----- Input rows -----
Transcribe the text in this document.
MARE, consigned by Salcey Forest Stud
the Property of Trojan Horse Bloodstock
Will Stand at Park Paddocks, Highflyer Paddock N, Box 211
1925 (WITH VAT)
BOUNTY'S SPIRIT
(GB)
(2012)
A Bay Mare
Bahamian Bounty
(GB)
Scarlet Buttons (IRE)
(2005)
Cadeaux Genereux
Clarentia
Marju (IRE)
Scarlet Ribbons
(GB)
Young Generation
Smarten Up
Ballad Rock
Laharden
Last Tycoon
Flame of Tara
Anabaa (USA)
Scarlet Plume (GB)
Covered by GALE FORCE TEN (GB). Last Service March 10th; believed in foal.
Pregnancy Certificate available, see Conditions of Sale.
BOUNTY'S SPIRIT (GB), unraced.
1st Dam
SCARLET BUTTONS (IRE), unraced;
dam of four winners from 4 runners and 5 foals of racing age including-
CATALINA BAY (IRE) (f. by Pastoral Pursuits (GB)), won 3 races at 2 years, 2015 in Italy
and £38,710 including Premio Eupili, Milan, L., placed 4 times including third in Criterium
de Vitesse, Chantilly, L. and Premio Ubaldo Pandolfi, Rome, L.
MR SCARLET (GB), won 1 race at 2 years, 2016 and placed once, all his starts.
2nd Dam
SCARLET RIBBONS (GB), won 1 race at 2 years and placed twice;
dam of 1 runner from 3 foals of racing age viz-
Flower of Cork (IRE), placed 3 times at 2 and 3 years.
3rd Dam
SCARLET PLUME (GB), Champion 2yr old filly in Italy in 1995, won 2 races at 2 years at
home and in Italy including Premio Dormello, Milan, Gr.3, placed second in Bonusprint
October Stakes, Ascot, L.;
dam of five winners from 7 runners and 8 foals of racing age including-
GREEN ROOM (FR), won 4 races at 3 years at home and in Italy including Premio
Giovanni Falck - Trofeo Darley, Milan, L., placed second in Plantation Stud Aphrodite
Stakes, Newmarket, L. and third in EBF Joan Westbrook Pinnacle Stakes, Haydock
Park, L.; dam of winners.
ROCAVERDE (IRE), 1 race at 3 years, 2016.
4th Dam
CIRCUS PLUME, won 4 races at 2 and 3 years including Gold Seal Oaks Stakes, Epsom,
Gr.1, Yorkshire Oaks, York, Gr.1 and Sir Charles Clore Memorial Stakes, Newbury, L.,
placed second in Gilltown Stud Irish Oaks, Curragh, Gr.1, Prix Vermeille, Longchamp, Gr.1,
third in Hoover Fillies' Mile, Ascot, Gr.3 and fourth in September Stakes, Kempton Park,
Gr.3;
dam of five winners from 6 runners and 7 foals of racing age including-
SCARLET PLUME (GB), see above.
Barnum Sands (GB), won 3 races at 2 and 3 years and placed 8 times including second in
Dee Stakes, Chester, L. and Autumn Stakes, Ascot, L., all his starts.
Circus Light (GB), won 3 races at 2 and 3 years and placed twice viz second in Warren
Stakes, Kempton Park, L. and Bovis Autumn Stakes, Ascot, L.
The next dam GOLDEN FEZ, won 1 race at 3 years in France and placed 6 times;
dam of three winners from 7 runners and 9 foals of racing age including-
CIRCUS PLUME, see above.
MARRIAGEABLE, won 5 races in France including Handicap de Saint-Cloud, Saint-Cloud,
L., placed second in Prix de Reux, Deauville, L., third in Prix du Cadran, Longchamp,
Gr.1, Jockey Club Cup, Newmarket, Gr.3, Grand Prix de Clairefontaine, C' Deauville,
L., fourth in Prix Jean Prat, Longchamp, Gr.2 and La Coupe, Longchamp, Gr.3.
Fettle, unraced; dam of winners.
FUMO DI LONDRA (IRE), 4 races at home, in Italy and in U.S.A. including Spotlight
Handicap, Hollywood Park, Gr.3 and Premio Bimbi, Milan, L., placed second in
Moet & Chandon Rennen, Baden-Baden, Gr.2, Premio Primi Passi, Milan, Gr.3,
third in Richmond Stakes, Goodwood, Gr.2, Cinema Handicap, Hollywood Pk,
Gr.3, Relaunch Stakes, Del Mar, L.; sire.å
-----
What needs to be done
Look for the word "five" in every line of the listing and copy the lines that have it.

Reply to the task
dam of five winners from 7 runners and 8 foals of racing age including-
dam of five winners from 6 runners and 7 foals of racing age including-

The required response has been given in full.